Your task is to gather the lines below that hold the string "this".

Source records
_ _ _ _

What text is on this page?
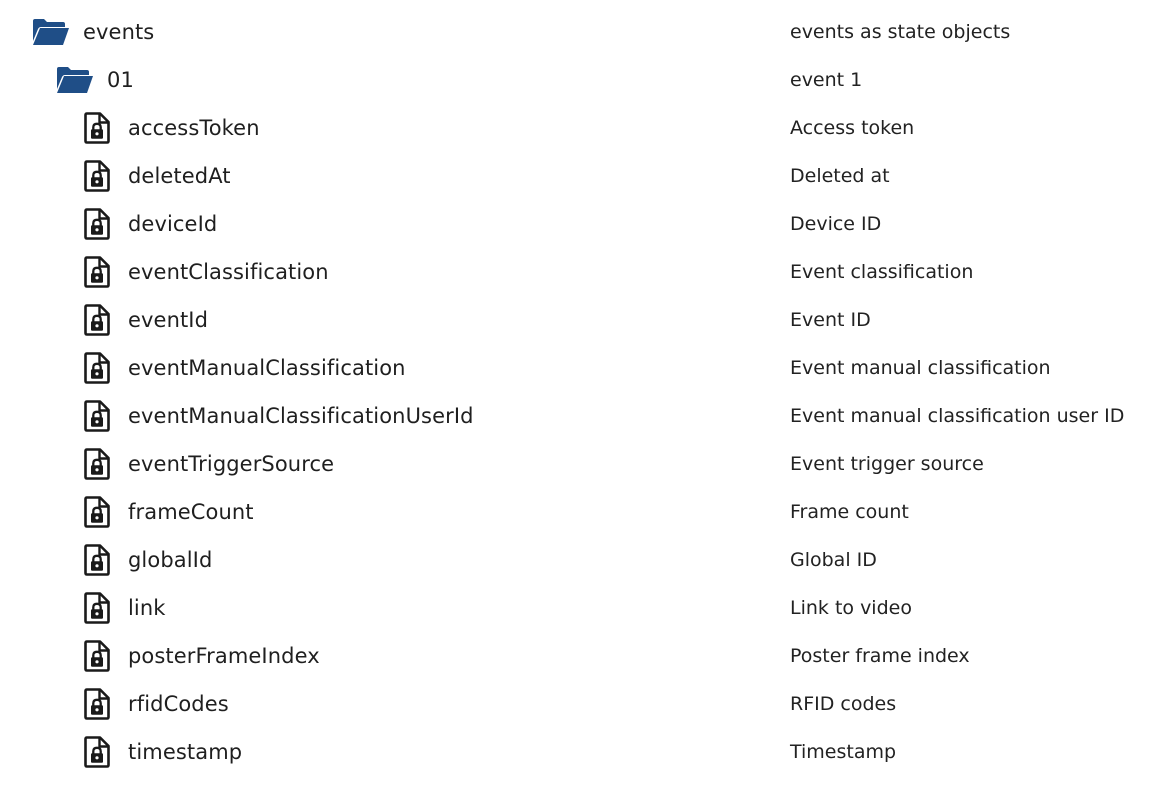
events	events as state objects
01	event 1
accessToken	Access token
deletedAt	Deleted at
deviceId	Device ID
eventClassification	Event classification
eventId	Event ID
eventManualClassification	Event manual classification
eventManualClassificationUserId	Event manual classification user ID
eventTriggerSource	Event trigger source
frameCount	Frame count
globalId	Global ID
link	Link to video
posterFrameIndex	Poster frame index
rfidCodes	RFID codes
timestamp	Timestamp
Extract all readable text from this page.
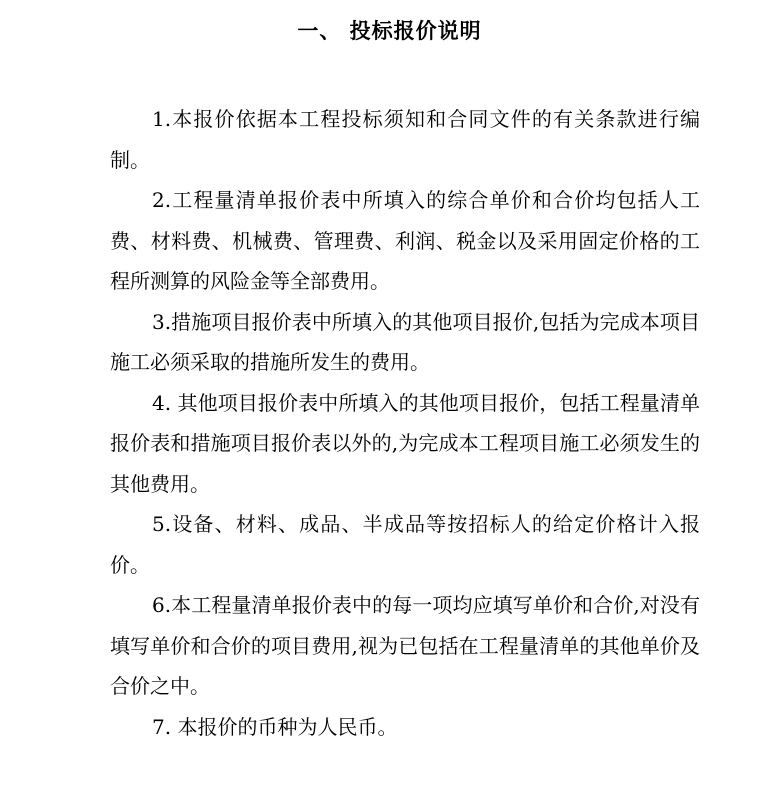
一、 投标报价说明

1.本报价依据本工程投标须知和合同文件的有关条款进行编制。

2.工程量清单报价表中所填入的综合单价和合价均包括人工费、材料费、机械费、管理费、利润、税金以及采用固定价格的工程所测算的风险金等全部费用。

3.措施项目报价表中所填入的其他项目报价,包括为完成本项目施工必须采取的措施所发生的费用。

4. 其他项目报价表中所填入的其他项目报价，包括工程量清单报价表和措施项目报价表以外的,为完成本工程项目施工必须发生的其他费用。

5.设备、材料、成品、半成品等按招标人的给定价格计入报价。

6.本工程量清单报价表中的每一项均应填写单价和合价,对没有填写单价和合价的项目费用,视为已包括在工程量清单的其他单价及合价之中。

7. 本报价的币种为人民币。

_ _ _ _

— Reply to the exercise —
What text is on this page?
Extract all readable text from this page.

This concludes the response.